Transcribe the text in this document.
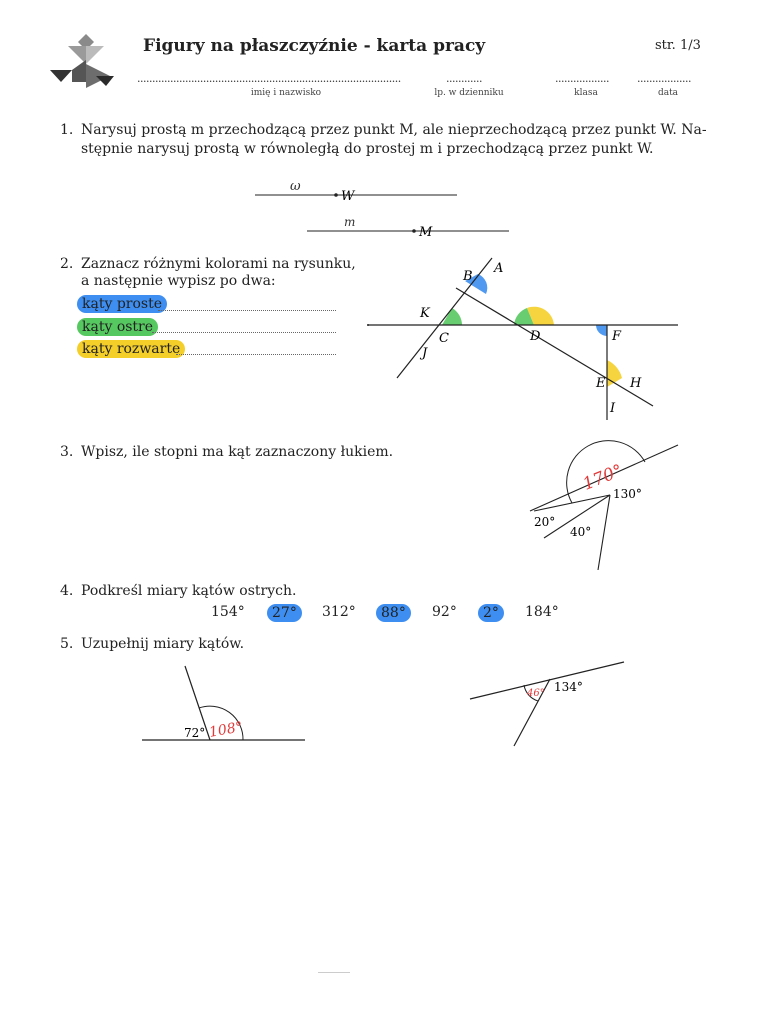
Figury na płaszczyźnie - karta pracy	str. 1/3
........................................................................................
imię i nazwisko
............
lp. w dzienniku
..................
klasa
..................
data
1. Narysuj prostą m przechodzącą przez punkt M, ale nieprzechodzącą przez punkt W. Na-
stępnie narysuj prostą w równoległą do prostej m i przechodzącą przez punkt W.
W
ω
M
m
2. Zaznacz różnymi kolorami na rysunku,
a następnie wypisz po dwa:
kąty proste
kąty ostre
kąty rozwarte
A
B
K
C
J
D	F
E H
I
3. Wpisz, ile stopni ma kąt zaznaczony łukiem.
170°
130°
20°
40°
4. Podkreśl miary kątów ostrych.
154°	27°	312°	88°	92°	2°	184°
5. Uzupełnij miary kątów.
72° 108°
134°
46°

------------------------------------

> Short task
Tally up the lines in the records that contain the word "prostą" and give only the total.

> Solution for this task
2